**WRITTEN INSTRUCTION**
Pictures in the records should not be copied, but every other part must be repeated exactly.

**GIVEN DATA**
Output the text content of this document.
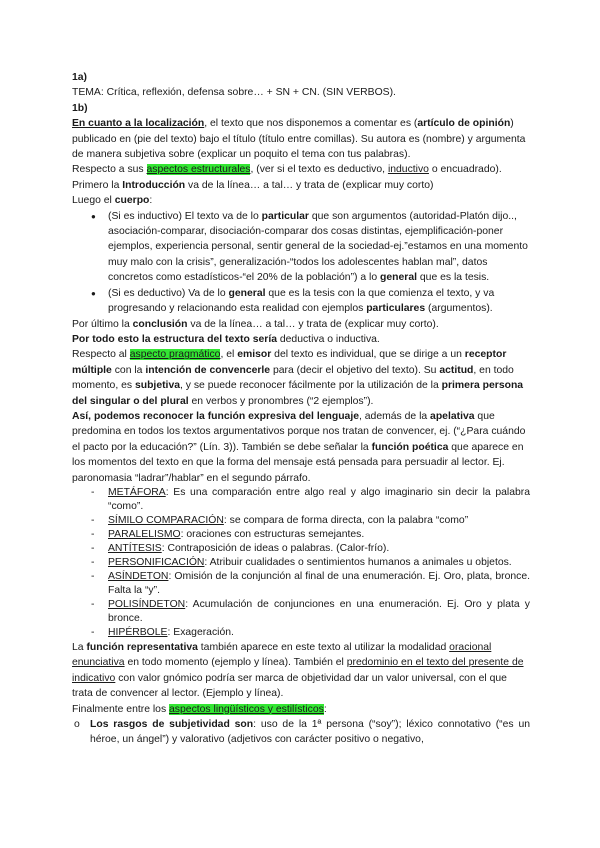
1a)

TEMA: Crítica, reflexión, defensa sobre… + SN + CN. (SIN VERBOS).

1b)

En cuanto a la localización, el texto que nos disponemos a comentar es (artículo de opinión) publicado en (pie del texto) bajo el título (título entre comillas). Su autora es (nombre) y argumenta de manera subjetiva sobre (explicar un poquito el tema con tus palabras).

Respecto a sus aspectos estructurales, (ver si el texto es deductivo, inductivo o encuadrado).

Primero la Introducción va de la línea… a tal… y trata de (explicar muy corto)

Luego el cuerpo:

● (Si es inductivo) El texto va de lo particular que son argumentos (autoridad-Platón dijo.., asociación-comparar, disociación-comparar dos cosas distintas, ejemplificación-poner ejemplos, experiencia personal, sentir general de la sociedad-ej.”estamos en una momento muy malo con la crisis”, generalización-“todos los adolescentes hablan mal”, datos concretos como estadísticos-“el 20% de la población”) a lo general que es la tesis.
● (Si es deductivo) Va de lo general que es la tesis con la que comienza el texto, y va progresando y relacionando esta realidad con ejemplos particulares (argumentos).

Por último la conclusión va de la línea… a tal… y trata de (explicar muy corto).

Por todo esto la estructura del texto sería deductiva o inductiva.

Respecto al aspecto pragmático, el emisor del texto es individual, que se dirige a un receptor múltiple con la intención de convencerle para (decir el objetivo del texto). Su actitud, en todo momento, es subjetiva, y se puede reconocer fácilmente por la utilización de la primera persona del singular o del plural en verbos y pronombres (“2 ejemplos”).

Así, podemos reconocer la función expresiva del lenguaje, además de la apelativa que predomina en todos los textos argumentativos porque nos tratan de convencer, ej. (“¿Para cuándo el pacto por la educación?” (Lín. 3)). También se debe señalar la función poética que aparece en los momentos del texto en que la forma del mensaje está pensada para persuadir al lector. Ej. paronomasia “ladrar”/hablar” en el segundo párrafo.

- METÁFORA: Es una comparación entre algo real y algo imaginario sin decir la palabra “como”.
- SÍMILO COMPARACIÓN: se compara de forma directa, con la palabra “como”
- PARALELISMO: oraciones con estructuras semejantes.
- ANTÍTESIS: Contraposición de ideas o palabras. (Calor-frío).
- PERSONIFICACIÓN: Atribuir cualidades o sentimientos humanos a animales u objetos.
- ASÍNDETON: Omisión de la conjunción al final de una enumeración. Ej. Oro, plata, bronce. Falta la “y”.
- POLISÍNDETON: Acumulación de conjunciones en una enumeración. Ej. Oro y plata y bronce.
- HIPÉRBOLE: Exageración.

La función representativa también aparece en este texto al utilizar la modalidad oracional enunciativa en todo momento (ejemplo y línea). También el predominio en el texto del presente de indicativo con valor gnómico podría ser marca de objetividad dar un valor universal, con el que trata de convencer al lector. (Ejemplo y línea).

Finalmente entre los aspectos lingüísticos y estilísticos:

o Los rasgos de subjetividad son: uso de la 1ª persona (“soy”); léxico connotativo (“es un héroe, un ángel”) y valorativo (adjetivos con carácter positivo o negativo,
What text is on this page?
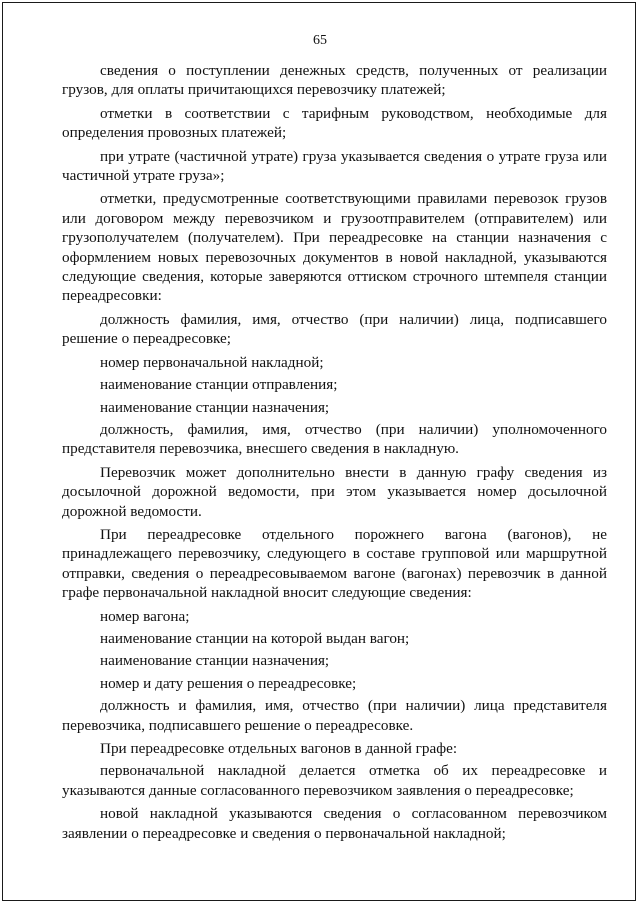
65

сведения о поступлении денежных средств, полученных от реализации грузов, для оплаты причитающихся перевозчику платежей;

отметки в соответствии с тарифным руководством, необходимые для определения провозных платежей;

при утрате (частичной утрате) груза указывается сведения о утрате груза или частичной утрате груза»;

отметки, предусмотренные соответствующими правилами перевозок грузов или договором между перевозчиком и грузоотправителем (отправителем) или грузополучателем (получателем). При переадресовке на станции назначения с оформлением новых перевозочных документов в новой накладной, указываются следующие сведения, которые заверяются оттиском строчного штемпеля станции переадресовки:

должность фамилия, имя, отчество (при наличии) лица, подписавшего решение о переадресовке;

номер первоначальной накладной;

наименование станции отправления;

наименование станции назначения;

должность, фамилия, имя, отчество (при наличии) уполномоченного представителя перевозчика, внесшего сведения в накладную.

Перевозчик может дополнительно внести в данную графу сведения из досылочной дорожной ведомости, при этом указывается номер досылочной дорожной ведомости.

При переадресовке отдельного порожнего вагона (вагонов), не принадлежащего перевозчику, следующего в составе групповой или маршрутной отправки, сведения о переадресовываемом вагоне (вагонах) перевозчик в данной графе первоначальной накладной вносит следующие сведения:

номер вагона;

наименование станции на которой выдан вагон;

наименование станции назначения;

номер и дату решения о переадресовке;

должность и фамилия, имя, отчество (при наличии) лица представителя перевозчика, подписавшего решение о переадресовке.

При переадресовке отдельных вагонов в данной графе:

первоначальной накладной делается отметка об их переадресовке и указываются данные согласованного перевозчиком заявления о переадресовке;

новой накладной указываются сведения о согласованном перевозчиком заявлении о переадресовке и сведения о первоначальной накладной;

**COMPLETE ANSWER**
Output the text content of this document.
1a)

TEMA: Crítica, reflexión, defensa sobre… + SN + CN. (SIN VERBOS).

1b)

En cuanto a la localización, el texto que nos disponemos a comentar es (artículo de opinión) publicado en (pie del texto) bajo el título (título entre comillas). Su autora es (nombre) y argumenta de manera subjetiva sobre (explicar un poquito el tema con tus palabras).

Respecto a sus aspectos estructurales, (ver si el texto es deductivo, inductivo o encuadrado).

Primero la Introducción va de la línea… a tal… y trata de (explicar muy corto)

Luego el cuerpo:

● (Si es inductivo) El texto va de lo particular que son argumentos (autoridad-Platón dijo.., asociación-comparar, disociación-comparar dos cosas distintas, ejemplificación-poner ejemplos, experiencia personal, sentir general de la sociedad-ej.”estamos en una momento muy malo con la crisis”, generalización-“todos los adolescentes hablan mal”, datos concretos como estadísticos-“el 20% de la población”) a lo general que es la tesis.
● (Si es deductivo) Va de lo general que es la tesis con la que comienza el texto, y va progresando y relacionando esta realidad con ejemplos particulares (argumentos).

Por último la conclusión va de la línea… a tal… y trata de (explicar muy corto).

Por todo esto la estructura del texto sería deductiva o inductiva.

Respecto al aspecto pragmático, el emisor del texto es individual, que se dirige a un receptor múltiple con la intención de convencerle para (decir el objetivo del texto). Su actitud, en todo momento, es subjetiva, y se puede reconocer fácilmente por la utilización de la primera persona del singular o del plural en verbos y pronombres (“2 ejemplos”).

Así, podemos reconocer la función expresiva del lenguaje, además de la apelativa que predomina en todos los textos argumentativos porque nos tratan de convencer, ej. (“¿Para cuándo el pacto por la educación?” (Lín. 3)). También se debe señalar la función poética que aparece en los momentos del texto en que la forma del mensaje está pensada para persuadir al lector. Ej. paronomasia “ladrar”/hablar” en el segundo párrafo.

- METÁFORA: Es una comparación entre algo real y algo imaginario sin decir la palabra “como”.
- SÍMILO COMPARACIÓN: se compara de forma directa, con la palabra “como”
- PARALELISMO: oraciones con estructuras semejantes.
- ANTÍTESIS: Contraposición de ideas o palabras. (Calor-frío).
- PERSONIFICACIÓN: Atribuir cualidades o sentimientos humanos a animales u objetos.
- ASÍNDETON: Omisión de la conjunción al final de una enumeración. Ej. Oro, plata, bronce. Falta la “y”.
- POLISÍNDETON: Acumulación de conjunciones en una enumeración. Ej. Oro y plata y bronce.
- HIPÉRBOLE: Exageración.

La función representativa también aparece en este texto al utilizar la modalidad oracional enunciativa en todo momento (ejemplo y línea). También el predominio en el texto del presente de indicativo con valor gnómico podría ser marca de objetividad dar un valor universal, con el que trata de convencer al lector. (Ejemplo y línea).

Finalmente entre los aspectos lingüísticos y estilísticos:

o Los rasgos de subjetividad son: uso de la 1ª persona (“soy”); léxico connotativo (“es un héroe, un ángel”) y valorativo (adjetivos con carácter positivo o negativo,
What text is on this page?
65

сведения о поступлении денежных средств, полученных от реализации грузов, для оплаты причитающихся перевозчику платежей;

отметки в соответствии с тарифным руководством, необходимые для определения провозных платежей;

при утрате (частичной утрате) груза указывается сведения о утрате груза или частичной утрате груза»;

отметки, предусмотренные соответствующими правилами перевозок грузов или договором между перевозчиком и грузоотправителем (отправителем) или грузополучателем (получателем). При переадресовке на станции назначения с оформлением новых перевозочных документов в новой накладной, указываются следующие сведения, которые заверяются оттиском строчного штемпеля станции переадресовки:

должность фамилия, имя, отчество (при наличии) лица, подписавшего решение о переадресовке;

номер первоначальной накладной;

наименование станции отправления;

наименование станции назначения;

должность, фамилия, имя, отчество (при наличии) уполномоченного представителя перевозчика, внесшего сведения в накладную.

Перевозчик может дополнительно внести в данную графу сведения из досылочной дорожной ведомости, при этом указывается номер досылочной дорожной ведомости.

При переадресовке отдельного порожнего вагона (вагонов), не принадлежащего перевозчику, следующего в составе групповой или маршрутной отправки, сведения о переадресовываемом вагоне (вагонах) перевозчик в данной графе первоначальной накладной вносит следующие сведения:

номер вагона;

наименование станции на которой выдан вагон;

наименование станции назначения;

номер и дату решения о переадресовке;

должность и фамилия, имя, отчество (при наличии) лица представителя перевозчика, подписавшего решение о переадресовке.

При переадресовке отдельных вагонов в данной графе:

первоначальной накладной делается отметка об их переадресовке и указываются данные согласованного перевозчиком заявления о переадресовке;

новой накладной указываются сведения о согласованном перевозчиком заявлении о переадресовке и сведения о первоначальной накладной;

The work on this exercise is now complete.